Data for processing start

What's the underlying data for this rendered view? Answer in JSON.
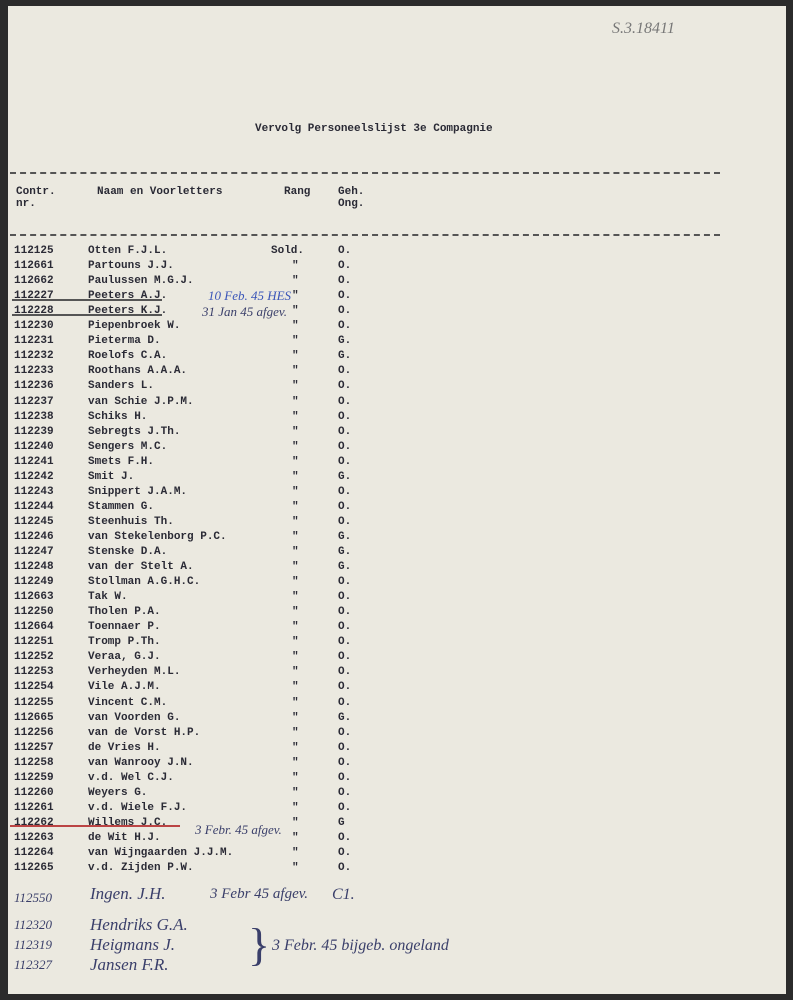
{
  "archive_ref": "S.3.18411",
  "title": "Vervolg Personeelslijst 3e Compagnie",
  "table": {
    "headers": [
      "Contr. nr.",
      "Naam en Voorletters",
      "Rang",
      "Geh. Ong."
    ],
    "rows": [
      [
        "112125",
        "Otten F.J.L.",
        "Sold.",
        "O."
      ],
      [
        "112661",
        "Partouns J.J.",
        "\"",
        "O."
      ],
      [
        "112662",
        "Paulussen M.G.J.",
        "\"",
        "O."
      ],
      [
        "112227",
        "Peeters A.J.",
        "\"",
        "O."
      ],
      [
        "112228",
        "Peeters K.J.",
        "\"",
        "O."
      ],
      [
        "112230",
        "Piepenbroek W.",
        "\"",
        "O."
      ],
      [
        "112231",
        "Pieterma D.",
        "\"",
        "G."
      ],
      [
        "112232",
        "Roelofs C.A.",
        "\"",
        "G."
      ],
      [
        "112233",
        "Roothans A.A.A.",
        "\"",
        "O."
      ],
      [
        "112236",
        "Sanders L.",
        "\"",
        "O."
      ],
      [
        "112237",
        "van Schie J.P.M.",
        "\"",
        "O."
      ],
      [
        "112238",
        "Schiks H.",
        "\"",
        "O."
      ],
      [
        "112239",
        "Sebregts J.Th.",
        "\"",
        "O."
      ],
      [
        "112240",
        "Sengers M.C.",
        "\"",
        "O."
      ],
      [
        "112241",
        "Smets F.H.",
        "\"",
        "O."
      ],
      [
        "112242",
        "Smit J.",
        "\"",
        "G."
      ],
      [
        "112243",
        "Snippert J.A.M.",
        "\"",
        "O."
      ],
      [
        "112244",
        "Stammen G.",
        "\"",
        "O."
      ],
      [
        "112245",
        "Steenhuis Th.",
        "\"",
        "O."
      ],
      [
        "112246",
        "van Stekelenborg P.C.",
        "\"",
        "G."
      ],
      [
        "112247",
        "Stenske D.A.",
        "\"",
        "G."
      ],
      [
        "112248",
        "van der Stelt A.",
        "\"",
        "G."
      ],
      [
        "112249",
        "Stollman A.G.H.C.",
        "\"",
        "O."
      ],
      [
        "112663",
        "Tak W.",
        "\"",
        "O."
      ],
      [
        "112250",
        "Tholen P.A.",
        "\"",
        "O."
      ],
      [
        "112664",
        "Toennaer P.",
        "\"",
        "O."
      ],
      [
        "112251",
        "Tromp P.Th.",
        "\"",
        "O."
      ],
      [
        "112252",
        "Veraa, G.J.",
        "\"",
        "O."
      ],
      [
        "112253",
        "Verheyden M.L.",
        "\"",
        "O."
      ],
      [
        "112254",
        "Vile A.J.M.",
        "\"",
        "O."
      ],
      [
        "112255",
        "Vincent C.M.",
        "\"",
        "O."
      ],
      [
        "112665",
        "van Voorden G.",
        "\"",
        "G."
      ],
      [
        "112256",
        "van de Vorst H.P.",
        "\"",
        "O."
      ],
      [
        "112257",
        "de Vries H.",
        "\"",
        "O."
      ],
      [
        "112258",
        "van Wanrooy J.N.",
        "\"",
        "O."
      ],
      [
        "112259",
        "v.d. Wel C.J.",
        "\"",
        "O."
      ],
      [
        "112260",
        "Weyers G.",
        "\"",
        "O."
      ],
      [
        "112261",
        "v.d. Wiele F.J.",
        "\"",
        "O."
      ],
      [
        "112262",
        "Willems J.C.",
        "\"",
        "G"
      ],
      [
        "112263",
        "de Wit H.J.",
        "\"",
        "O."
      ],
      [
        "112264",
        "van Wijngaarden J.J.M.",
        "\"",
        "O."
      ],
      [
        "112265",
        "v.d. Zijden P.W.",
        "\"",
        "O."
      ]
    ]
  },
  "annotations": [
    "10 Feb. 45 HES",
    "31 Jan 45 afgev.",
    "3 Febr. 45 afgev."
  ],
  "handwritten": {
    "row": [
      "112550",
      "Ingen. J.H.",
      "3 Febr 45 afgev.",
      "C1."
    ],
    "additions": [
      [
        "112320",
        "Hendriks G.A."
      ],
      [
        "112319",
        "Heigmans J."
      ],
      [
        "112327",
        "Jansen F.R."
      ]
    ],
    "addition_note": "3 Febr. 45 bijgeb. ongeland"
  }
}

Data for processing end

- [Given exercise]
Using the material above, return every line exactly as it appears, minus the pictures.

- [Task result]
What's the underlying data for this rendered view? Answer in JSON.
{
  "archive_ref": "S.3.18411",
  "title": "Vervolg Personeelslijst 3e Compagnie",
  "table": {
    "headers": [
      "Contr. nr.",
      "Naam en Voorletters",
      "Rang",
      "Geh. Ong."
    ],
    "rows": [
      [
        "112125",
        "Otten F.J.L.",
        "Sold.",
        "O."
      ],
      [
        "112661",
        "Partouns J.J.",
        "\"",
        "O."
      ],
      [
        "112662",
        "Paulussen M.G.J.",
        "\"",
        "O."
      ],
      [
        "112227",
        "Peeters A.J.",
        "\"",
        "O."
      ],
      [
        "112228",
        "Peeters K.J.",
        "\"",
        "O."
      ],
      [
        "112230",
        "Piepenbroek W.",
        "\"",
        "O."
      ],
      [
        "112231",
        "Pieterma D.",
        "\"",
        "G."
      ],
      [
        "112232",
        "Roelofs C.A.",
        "\"",
        "G."
      ],
      [
        "112233",
        "Roothans A.A.A.",
        "\"",
        "O."
      ],
      [
        "112236",
        "Sanders L.",
        "\"",
        "O."
      ],
      [
        "112237",
        "van Schie J.P.M.",
        "\"",
        "O."
      ],
      [
        "112238",
        "Schiks H.",
        "\"",
        "O."
      ],
      [
        "112239",
        "Sebregts J.Th.",
        "\"",
        "O."
      ],
      [
        "112240",
        "Sengers M.C.",
        "\"",
        "O."
      ],
      [
        "112241",
        "Smets F.H.",
        "\"",
        "O."
      ],
      [
        "112242",
        "Smit J.",
        "\"",
        "G."
      ],
      [
        "112243",
        "Snippert J.A.M.",
        "\"",
        "O."
      ],
      [
        "112244",
        "Stammen G.",
        "\"",
        "O."
      ],
      [
        "112245",
        "Steenhuis Th.",
        "\"",
        "O."
      ],
      [
        "112246",
        "van Stekelenborg P.C.",
        "\"",
        "G."
      ],
      [
        "112247",
        "Stenske D.A.",
        "\"",
        "G."
      ],
      [
        "112248",
        "van der Stelt A.",
        "\"",
        "G."
      ],
      [
        "112249",
        "Stollman A.G.H.C.",
        "\"",
        "O."
      ],
      [
        "112663",
        "Tak W.",
        "\"",
        "O."
      ],
      [
        "112250",
        "Tholen P.A.",
        "\"",
        "O."
      ],
      [
        "112664",
        "Toennaer P.",
        "\"",
        "O."
      ],
      [
        "112251",
        "Tromp P.Th.",
        "\"",
        "O."
      ],
      [
        "112252",
        "Veraa, G.J.",
        "\"",
        "O."
      ],
      [
        "112253",
        "Verheyden M.L.",
        "\"",
        "O."
      ],
      [
        "112254",
        "Vile A.J.M.",
        "\"",
        "O."
      ],
      [
        "112255",
        "Vincent C.M.",
        "\"",
        "O."
      ],
      [
        "112665",
        "van Voorden G.",
        "\"",
        "G."
      ],
      [
        "112256",
        "van de Vorst H.P.",
        "\"",
        "O."
      ],
      [
        "112257",
        "de Vries H.",
        "\"",
        "O."
      ],
      [
        "112258",
        "van Wanrooy J.N.",
        "\"",
        "O."
      ],
      [
        "112259",
        "v.d. Wel C.J.",
        "\"",
        "O."
      ],
      [
        "112260",
        "Weyers G.",
        "\"",
        "O."
      ],
      [
        "112261",
        "v.d. Wiele F.J.",
        "\"",
        "O."
      ],
      [
        "112262",
        "Willems J.C.",
        "\"",
        "G"
      ],
      [
        "112263",
        "de Wit H.J.",
        "\"",
        "O."
      ],
      [
        "112264",
        "van Wijngaarden J.J.M.",
        "\"",
        "O."
      ],
      [
        "112265",
        "v.d. Zijden P.W.",
        "\"",
        "O."
      ]
    ]
  },
  "annotations": [
    "10 Feb. 45 HES",
    "31 Jan 45 afgev.",
    "3 Febr. 45 afgev."
  ],
  "handwritten": {
    "row": [
      "112550",
      "Ingen. J.H.",
      "3 Febr 45 afgev.",
      "C1."
    ],
    "additions": [
      [
        "112320",
        "Hendriks G.A."
      ],
      [
        "112319",
        "Heigmans J."
      ],
      [
        "112327",
        "Jansen F.R."
      ]
    ],
    "addition_note": "3 Febr. 45 bijgeb. ongeland"
  }
}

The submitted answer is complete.